• Provided text:
☆ ☆ ☆

Existing observability tools tell you what happened and how much it cost.

They rarely tell you why it cost so much or what to change.

Developers often don't know:

  • Which part of the workflow used the most tokens?
  • Were those tokens actually useful?
  • Did retrieved documents help the final answer?
  • Did the agent make unnecessary model calls?
  • How can cost be reduced without reducing quality?

The Solution

AgentShark reads an AI-agent trace and produces a plain-English explanation:

  • Token breakdown — where did each token go?
  • Waste diagnosis — which pattern caused the cost?
  • Recommendations — what should you change?
  • Savings estimate — how much could you save?
  • Quality risk — what is the risk of the optimization?

AgentShark is not another tracing dashboard. It is a focused analysis layer that sits on top of your existing observability setup.

From token counting to token intelligence.


Wireshark Analogy

Wireshark AgentShark
Understands internet traffic Understands token traffic
Captures packets Captures agent steps
Measures packet size Measures token usage
Finds network bottlenecks Finds token cost bottlenecks
Helps debug network problems Helps debug expensive AI workflows

Quickstart

Requirements: Python 3.8+. No external dependencies for v0.1.

☆ ☆ ☆

Document layout analysis data:

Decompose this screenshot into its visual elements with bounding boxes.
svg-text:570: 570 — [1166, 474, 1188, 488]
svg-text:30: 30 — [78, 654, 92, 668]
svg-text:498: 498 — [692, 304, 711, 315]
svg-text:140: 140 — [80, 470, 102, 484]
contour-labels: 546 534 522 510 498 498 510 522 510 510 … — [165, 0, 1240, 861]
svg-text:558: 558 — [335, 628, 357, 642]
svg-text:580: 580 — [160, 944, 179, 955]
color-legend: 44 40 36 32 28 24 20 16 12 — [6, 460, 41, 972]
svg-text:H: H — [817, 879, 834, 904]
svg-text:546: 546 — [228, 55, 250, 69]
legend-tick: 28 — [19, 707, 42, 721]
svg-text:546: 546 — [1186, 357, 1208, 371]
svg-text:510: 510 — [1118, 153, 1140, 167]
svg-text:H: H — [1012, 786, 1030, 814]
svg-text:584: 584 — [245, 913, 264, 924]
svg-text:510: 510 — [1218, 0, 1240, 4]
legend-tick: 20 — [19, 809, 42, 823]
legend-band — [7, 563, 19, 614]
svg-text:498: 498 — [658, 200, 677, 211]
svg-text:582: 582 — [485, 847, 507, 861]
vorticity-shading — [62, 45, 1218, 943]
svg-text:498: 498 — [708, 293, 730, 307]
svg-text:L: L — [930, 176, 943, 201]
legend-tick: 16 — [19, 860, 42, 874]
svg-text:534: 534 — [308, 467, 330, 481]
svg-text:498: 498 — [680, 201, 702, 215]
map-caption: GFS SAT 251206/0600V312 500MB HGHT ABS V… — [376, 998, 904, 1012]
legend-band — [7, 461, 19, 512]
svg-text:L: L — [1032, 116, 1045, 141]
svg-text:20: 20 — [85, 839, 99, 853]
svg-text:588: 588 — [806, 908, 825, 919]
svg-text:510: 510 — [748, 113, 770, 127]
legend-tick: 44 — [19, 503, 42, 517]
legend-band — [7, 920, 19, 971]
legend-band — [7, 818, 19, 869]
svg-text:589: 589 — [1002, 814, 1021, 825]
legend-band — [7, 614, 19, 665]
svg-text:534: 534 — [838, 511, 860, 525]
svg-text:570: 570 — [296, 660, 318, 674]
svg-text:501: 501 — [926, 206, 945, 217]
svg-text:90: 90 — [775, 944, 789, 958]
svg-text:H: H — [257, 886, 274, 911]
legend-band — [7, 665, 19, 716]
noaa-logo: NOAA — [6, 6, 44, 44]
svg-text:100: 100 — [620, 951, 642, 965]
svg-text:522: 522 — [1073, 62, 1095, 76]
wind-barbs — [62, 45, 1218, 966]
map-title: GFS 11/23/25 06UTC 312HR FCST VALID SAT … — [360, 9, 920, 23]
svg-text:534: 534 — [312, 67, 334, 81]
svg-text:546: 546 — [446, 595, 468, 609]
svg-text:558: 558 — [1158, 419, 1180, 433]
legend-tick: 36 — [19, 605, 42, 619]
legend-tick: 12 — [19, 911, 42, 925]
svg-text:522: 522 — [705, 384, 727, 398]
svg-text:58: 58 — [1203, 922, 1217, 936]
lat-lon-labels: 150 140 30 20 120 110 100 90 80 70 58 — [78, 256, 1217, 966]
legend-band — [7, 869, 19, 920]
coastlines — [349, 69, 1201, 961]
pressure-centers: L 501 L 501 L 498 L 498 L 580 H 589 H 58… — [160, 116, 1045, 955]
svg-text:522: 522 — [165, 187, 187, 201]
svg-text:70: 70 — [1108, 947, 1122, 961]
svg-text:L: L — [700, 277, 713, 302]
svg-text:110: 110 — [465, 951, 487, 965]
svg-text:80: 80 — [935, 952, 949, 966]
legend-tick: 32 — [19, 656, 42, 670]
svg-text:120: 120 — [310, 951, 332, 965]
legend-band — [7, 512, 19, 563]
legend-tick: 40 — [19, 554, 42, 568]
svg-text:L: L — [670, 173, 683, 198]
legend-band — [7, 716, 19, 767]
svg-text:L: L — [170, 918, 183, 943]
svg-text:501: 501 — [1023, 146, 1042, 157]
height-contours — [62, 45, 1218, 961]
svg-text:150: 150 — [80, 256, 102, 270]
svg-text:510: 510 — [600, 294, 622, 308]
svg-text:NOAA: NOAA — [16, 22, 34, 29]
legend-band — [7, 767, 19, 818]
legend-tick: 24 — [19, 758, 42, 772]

☆ ☆ ☆

• Instructions for the task:
Decide whether each statement agrees with the AgentShark description, answering yes or no and quoting the deciding words: (a) AgentShark is meant to replace an existing tracing dashboard. (b) Version 0.1 requires no external dependencies. (c) Existing observability tools usually explain why something cost so much.

• Solution to this exercise:
(a) No: "AgentShark is not another tracing dashboard. It is a focused analysis layer that sits on top of your existing observability setup."
(b) Yes: "No external dependencies for v0.1."
(c) No: "They rarely tell you why it cost so much or what to change."